▶ **SOURCE RECORDS**:
....
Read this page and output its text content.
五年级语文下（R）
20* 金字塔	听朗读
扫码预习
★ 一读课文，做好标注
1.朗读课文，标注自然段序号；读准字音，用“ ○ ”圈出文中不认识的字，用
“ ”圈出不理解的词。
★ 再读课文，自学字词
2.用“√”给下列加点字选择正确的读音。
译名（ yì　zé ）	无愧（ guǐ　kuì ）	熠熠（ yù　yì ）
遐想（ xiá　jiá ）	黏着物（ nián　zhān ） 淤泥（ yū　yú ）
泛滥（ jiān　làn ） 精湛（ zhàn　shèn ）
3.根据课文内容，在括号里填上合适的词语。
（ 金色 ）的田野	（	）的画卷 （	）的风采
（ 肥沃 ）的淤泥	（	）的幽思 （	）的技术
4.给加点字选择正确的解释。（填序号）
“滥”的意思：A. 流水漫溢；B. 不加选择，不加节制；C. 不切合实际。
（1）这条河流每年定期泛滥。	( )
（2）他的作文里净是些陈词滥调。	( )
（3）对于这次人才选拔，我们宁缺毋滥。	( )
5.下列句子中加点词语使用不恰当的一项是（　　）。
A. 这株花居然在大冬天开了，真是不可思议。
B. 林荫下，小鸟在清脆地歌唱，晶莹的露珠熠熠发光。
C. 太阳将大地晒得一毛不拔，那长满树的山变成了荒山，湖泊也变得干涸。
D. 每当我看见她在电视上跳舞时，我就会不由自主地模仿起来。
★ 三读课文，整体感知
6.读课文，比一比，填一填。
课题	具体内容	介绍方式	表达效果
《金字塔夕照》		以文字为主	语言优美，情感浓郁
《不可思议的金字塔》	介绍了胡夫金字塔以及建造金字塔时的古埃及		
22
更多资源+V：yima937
....
▶ **SHORT EXERCISE**:
Reproduce every line of the material above exactly.

▶ **OUTPUT FOR THIS TASK**:
Read this page and output its text content.
五年级语文下（R）
20* 金字塔	听朗读
扫码预习
★ 一读课文，做好标注
1.朗读课文，标注自然段序号；读准字音，用“ ○ ”圈出文中不认识的字，用
“ ”圈出不理解的词。
★ 再读课文，自学字词
2.用“√”给下列加点字选择正确的读音。
译名（ yì　zé ）	无愧（ guǐ　kuì ）	熠熠（ yù　yì ）
遐想（ xiá　jiá ）	黏着物（ nián　zhān ） 淤泥（ yū　yú ）
泛滥（ jiān　làn ） 精湛（ zhàn　shèn ）
3.根据课文内容，在括号里填上合适的词语。
（ 金色 ）的田野	（	）的画卷 （	）的风采
（ 肥沃 ）的淤泥	（	）的幽思 （	）的技术
4.给加点字选择正确的解释。（填序号）
“滥”的意思：A. 流水漫溢；B. 不加选择，不加节制；C. 不切合实际。
（1）这条河流每年定期泛滥。	( )
（2）他的作文里净是些陈词滥调。	( )
（3）对于这次人才选拔，我们宁缺毋滥。	( )
5.下列句子中加点词语使用不恰当的一项是（　　）。
A. 这株花居然在大冬天开了，真是不可思议。
B. 林荫下，小鸟在清脆地歌唱，晶莹的露珠熠熠发光。
C. 太阳将大地晒得一毛不拔，那长满树的山变成了荒山，湖泊也变得干涸。
D. 每当我看见她在电视上跳舞时，我就会不由自主地模仿起来。
★ 三读课文，整体感知
6.读课文，比一比，填一填。
课题	具体内容	介绍方式	表达效果
《金字塔夕照》		以文字为主	语言优美，情感浓郁
《不可思议的金字塔》	介绍了胡夫金字塔以及建造金字塔时的古埃及		
22
更多资源+V：yima937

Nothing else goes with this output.